» Text segment:

————

Appropriate values of the adequate tension may vary, however,
depending upon characteristics of the apparatus such as the weight
of the absorbing material and characteristics of the well such as
the depth of the well. In many cases, a significant portion of the
tension may be provided by the weight of the rope itself.
After the absorbing material traverses return pulley 106, the
absorbing material traverses guide pulley 110. Guide pulley 110
may, in some embodiments, be equivalent to guide pulley 104. For
example, guide pulley 110 may or may not be a v-grooved pulley
having a diameter of about 3 inches. The collection assembly also
include drive pulley 112. Drive pulley 112 may be equivalent to
drive pulley 102. For example, drive pulley may be a v-grooved
pulley having a diameter of about 9 inches. The absorbing material
may traverse as much as 75% or more of the drive pulley 112 as
illustrated in FIG. 9. Drive pulleys 102 and 112 provide the
primary rolling friction for the series of pulleys. The drive
pulleys may be located on a single shaft coupled to an electric
motor, a wind driven motor, a fuel-driven motor or a motor driven
by any other power source, as described above. The collection
assembly further includes guides pulleys 114 and 116. Guide pulleys
114 and 116 may or may not be v-grooved pulleys. Guide pulley 114
may have a diameter of about 3 inches, and guide pulley 116 may
have a diameter of about 3.5 inches. Guide pulley 116 may be
configured to guide the absorbing material back into the well or a
conduit in the well. Therefore, guide pulley 116 may be part of the
collection assembly as well as part of the drive assembly.
The collection assembly illustrated in FIG. 9, therefore, includes
a system of pulleys. The collection assembly, much like the
collection assemblies illustrated in the above figures, is
advantageous because it is relatively simple to design and to
operate. In addition, each of the pulleys described herein may be
obtained commercially and are usually off-the-shelve items.
Therefore, the collection assemblies that include such pulley
systems are relatively inexpensive. Furthermore, the collection
assemblies described herein are relatively light in weight. As
such, the collection assemblies may be relatively easy to install
or maintain. Furthermore, each of the pulleys in each of the above
described collection assemblies may be v-grooved pulleys. Although
the collection assemblies may include a number of non-v-grooved
pulleys, v-grooved pulleys may provide increased compression on the
absorbing material for removing hydrocarbon fluid from the
absorbing material compared to channel-grooved pulleys or capstans.

————

» Data listing:
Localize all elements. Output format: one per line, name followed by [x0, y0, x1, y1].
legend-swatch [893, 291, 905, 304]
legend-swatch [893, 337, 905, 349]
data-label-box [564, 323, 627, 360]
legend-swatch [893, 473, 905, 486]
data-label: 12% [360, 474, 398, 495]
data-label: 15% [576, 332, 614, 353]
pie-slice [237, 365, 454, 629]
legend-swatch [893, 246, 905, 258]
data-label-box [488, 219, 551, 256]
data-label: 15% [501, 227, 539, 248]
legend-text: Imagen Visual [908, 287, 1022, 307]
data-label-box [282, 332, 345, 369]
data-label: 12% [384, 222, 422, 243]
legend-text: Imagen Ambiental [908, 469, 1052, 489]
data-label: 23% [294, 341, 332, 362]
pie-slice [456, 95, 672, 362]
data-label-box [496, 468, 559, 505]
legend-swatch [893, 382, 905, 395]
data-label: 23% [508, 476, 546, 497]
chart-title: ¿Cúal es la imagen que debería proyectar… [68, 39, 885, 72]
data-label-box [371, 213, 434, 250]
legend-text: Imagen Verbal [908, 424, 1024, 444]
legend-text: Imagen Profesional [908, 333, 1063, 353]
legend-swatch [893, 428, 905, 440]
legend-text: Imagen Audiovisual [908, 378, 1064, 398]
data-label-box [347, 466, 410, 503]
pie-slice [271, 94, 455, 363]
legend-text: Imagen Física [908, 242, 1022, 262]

————

» Required tasks:
1. In the collection assembly text, about what diameter may guide pulley 116 have?
2. Pick up the collection assembly text after its final sentence and keep writing.
The entries are separate from the collection assembly text.

» Responses per task:
1. About 3.5 inches.

2.
Therefore, increasing the number of v-grooved pulleys in the
collection assembly will generally increase the rate at which
hydrocarbon fluid is removed from the absorbing material and/or the
amount of hydrocarbon fluid that is removed from the absorbing
material.
The collection assembly illustrated in FIG. 9 may include a number
of other components described herein. For example, the collection
assembly may include a collection tray (not shown). The collection
tray may be configured to collect hydrocarbon fluid from each of
the pulleys that remove hydrocarbon fluid from the absorbing
material. The collection tray may also be configured such that the
hydrocarbon fluid flows from a downstream end of the collection
tray to a vessel (not shown). The collection tray and the vessel
may be further configured as described above. The collection
assembly illustrated in FIG. 9 may also include one or more brushes
(not shown), which may be configured as described above to remove
hydrocarbon fluid from external surfaces of the absorbing material.
The brushes may be further configured as described above.
Furthermore, in some embodiments, the drive pulleys of the
collection assembly may be replaced with a winch-like mechanism.
The collection assembly may be further configured as described
herein.
In addition, it is to be understood that the collection assemblies
described above may be modified in a number of ways without
modifying the principle of operation. For example, the positions
and the diameters of the pulleys may be modified without reducing
the efficiency of the collection assembly. In particular, the
diameters of the pulleys may be changed as long as the pulleys that
are also a part of the drive assembly have sufficient rolling
friction to move the absorbing material out of the well or out of a
conduit in the well, which may vary depending on the rolling
surface area of the pulley system. In this manner, the pulley
system may be altered very easily to account for different
characteristics of the apparatus.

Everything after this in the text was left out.